| SET PROBLEM |
Looking at the listing beneath, work out how many lines hold "SOLIDWORKS" and report only that figure.

| A run of records |
+++

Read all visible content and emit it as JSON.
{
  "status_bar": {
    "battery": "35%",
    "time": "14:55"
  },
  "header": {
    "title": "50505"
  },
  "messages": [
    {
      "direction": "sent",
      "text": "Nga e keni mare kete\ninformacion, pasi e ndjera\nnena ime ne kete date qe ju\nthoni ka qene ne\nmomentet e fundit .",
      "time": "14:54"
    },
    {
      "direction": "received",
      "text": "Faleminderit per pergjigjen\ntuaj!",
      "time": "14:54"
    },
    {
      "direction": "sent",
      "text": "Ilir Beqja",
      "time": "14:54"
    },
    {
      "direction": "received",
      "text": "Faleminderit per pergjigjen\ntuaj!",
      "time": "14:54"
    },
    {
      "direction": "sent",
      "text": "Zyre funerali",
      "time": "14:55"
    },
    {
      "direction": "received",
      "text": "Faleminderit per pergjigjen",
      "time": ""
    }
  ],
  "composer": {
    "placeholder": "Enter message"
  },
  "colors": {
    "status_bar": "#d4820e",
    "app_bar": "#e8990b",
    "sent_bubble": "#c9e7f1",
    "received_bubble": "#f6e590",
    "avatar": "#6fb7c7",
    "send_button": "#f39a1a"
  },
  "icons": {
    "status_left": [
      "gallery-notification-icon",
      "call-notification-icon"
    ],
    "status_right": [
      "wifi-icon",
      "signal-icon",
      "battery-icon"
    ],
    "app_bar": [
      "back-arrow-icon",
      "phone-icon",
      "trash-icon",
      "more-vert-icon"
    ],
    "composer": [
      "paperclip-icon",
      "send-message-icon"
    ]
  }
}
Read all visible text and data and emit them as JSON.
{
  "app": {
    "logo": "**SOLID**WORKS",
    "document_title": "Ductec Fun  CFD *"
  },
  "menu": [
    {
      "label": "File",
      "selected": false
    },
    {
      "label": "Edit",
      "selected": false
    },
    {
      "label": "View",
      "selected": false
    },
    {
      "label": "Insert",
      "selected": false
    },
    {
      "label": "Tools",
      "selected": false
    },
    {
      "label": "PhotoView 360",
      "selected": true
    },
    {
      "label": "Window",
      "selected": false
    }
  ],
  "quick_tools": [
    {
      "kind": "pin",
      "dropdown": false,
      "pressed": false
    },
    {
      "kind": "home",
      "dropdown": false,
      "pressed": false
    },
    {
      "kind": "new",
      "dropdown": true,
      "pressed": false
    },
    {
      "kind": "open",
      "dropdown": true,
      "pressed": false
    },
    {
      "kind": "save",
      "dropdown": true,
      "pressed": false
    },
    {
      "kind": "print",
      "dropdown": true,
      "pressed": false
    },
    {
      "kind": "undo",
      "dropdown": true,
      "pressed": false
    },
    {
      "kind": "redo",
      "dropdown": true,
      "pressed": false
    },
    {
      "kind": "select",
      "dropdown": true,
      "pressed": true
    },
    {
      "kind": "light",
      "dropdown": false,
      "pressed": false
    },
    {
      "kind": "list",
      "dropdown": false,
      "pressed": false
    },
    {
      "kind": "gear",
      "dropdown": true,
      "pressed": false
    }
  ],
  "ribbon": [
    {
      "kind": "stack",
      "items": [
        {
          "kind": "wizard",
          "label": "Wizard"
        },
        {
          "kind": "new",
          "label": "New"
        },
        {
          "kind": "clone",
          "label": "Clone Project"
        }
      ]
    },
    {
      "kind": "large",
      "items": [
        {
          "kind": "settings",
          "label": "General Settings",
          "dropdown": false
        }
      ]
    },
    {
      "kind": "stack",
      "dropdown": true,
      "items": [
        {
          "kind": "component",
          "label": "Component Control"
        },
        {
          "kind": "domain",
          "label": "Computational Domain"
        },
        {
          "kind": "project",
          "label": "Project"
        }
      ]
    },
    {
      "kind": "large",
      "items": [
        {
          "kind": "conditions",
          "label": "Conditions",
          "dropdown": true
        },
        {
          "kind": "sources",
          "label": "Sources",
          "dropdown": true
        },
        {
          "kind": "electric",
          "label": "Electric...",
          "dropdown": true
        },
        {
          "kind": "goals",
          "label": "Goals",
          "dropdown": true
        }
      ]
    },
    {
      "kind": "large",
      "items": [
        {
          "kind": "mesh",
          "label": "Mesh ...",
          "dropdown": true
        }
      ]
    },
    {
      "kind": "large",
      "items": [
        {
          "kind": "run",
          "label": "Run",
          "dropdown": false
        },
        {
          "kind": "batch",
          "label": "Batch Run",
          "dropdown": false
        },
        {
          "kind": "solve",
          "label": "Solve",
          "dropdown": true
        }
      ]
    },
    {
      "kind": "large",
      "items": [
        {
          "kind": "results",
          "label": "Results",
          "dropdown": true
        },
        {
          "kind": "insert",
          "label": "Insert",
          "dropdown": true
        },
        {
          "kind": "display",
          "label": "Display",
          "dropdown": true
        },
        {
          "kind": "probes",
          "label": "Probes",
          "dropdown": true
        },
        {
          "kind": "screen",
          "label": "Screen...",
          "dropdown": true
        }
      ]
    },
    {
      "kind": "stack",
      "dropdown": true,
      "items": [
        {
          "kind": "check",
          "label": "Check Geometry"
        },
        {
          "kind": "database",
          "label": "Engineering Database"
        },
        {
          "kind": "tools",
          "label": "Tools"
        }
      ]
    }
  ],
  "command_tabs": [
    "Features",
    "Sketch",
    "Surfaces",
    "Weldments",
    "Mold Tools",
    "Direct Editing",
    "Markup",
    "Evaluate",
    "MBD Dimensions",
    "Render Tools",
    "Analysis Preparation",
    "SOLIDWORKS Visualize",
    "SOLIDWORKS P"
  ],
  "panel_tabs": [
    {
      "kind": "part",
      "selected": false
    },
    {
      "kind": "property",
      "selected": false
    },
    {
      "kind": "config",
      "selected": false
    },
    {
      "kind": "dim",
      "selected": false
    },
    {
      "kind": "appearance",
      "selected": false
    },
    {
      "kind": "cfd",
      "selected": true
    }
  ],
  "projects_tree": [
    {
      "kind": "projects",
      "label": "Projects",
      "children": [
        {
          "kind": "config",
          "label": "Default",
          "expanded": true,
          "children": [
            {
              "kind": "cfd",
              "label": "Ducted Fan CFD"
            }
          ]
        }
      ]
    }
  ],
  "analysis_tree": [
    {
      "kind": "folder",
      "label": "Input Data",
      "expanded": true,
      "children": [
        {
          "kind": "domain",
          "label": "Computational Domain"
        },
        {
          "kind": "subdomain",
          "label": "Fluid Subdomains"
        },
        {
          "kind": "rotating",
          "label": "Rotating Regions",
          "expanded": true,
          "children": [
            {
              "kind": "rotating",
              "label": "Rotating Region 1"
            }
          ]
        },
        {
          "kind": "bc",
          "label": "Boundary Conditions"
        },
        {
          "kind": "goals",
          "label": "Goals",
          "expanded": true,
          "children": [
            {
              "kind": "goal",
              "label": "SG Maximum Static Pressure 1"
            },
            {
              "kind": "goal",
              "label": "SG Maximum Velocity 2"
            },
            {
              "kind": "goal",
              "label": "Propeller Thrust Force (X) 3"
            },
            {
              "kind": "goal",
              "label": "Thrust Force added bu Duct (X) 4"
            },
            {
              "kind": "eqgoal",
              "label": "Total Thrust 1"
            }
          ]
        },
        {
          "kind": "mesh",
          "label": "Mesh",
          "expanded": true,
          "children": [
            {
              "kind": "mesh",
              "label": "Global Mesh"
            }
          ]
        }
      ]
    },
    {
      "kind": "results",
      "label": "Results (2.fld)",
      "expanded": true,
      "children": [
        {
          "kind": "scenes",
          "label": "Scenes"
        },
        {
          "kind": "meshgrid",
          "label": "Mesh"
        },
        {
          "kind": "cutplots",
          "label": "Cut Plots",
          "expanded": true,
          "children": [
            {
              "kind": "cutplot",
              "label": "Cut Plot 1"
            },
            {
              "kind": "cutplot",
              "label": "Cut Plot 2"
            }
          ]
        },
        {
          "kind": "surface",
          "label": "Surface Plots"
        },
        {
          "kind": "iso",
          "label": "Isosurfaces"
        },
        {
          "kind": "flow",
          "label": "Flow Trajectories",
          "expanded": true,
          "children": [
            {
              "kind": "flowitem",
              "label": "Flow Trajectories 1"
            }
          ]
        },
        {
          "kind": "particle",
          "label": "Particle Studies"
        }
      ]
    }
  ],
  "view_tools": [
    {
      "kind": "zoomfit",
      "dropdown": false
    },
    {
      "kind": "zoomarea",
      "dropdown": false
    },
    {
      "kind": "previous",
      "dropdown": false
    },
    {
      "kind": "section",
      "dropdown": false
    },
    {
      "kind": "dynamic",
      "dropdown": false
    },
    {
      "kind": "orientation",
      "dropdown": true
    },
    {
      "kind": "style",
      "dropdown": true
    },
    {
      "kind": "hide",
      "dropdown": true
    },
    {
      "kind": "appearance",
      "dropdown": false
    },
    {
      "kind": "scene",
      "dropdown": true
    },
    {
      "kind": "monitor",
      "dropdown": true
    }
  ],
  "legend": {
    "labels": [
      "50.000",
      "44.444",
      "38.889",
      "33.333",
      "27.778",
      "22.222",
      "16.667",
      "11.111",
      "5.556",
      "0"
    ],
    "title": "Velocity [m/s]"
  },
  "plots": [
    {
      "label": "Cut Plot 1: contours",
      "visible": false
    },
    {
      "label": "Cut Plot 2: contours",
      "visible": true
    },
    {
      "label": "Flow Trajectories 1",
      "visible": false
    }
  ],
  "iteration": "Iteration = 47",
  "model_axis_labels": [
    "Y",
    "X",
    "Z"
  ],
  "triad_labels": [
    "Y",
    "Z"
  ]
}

+++

| OUTPUT FOR THIS TASK |
2